*Dataset:*

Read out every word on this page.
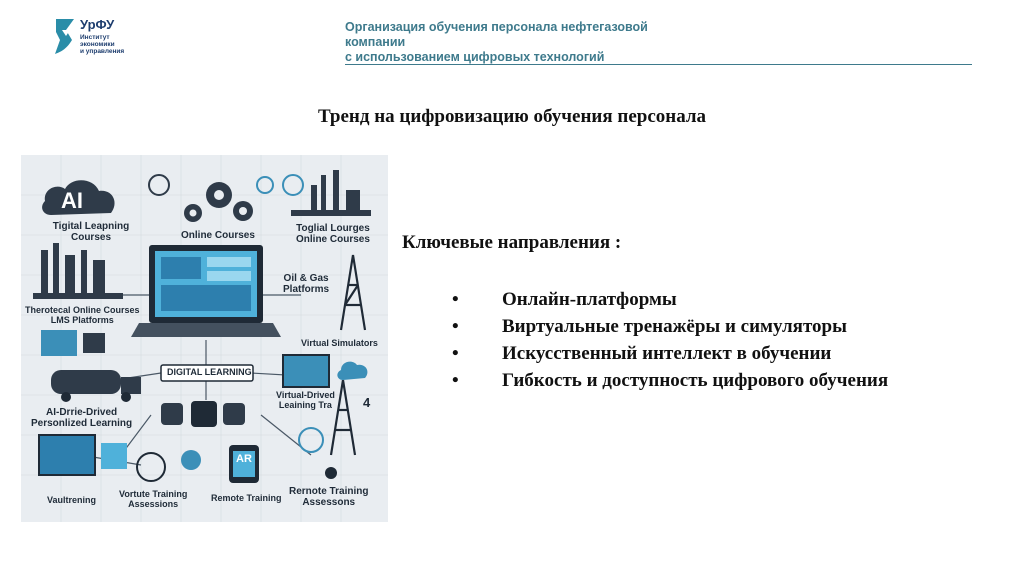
УрФУ
Институт
экономики
и управления
Организация обучения персонала нефтегазовой
компании
с использованием цифровых технологий
Тренд на цифровизацию обучения персонала
AI
Tigital Leapning
Courses	Online Courses
Toglial Lourges
Online Courses
Oil & Gas
Platforms
Therotecal Online Courses
LMS Platforms
Virtual Simulators
DIGITAL LEARNING
AI-Drrie-Drived
Personlized Learning
Virtual-Drived
Leaining Tra 4
AR
Vaultrening
Vortute Training
Assessions
Remote Training
Rernote Training
Assessons
Ключевые направления :
• Онлайн-платформы
• Виртуальные тренажёры и симуляторы
• Искусственный интеллект в обучении
• Гибкость и доступность цифрового обучения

*Request:* Your task is to transcribe all of the records precisely, with no images included.

*Answer to this problem:*
Read out every word on this page.
УрФУ
Институт
экономики
и управления
Организация обучения персонала нефтегазовой
компании
с использованием цифровых технологий
Тренд на цифровизацию обучения персонала
AI
Tigital Leapning
Courses	Online Courses
Toglial Lourges
Online Courses
Oil & Gas
Platforms
Therotecal Online Courses
LMS Platforms
Virtual Simulators
DIGITAL LEARNING
AI-Drrie-Drived
Personlized Learning
Virtual-Drived
Leaining Tra 4
AR
Vaultrening
Vortute Training
Assessions
Remote Training
Rernote Training
Assessons
Ключевые направления :
• Онлайн-платформы
• Виртуальные тренажёры и симуляторы
• Искусственный интеллект в обучении
• Гибкость и доступность цифрового обучения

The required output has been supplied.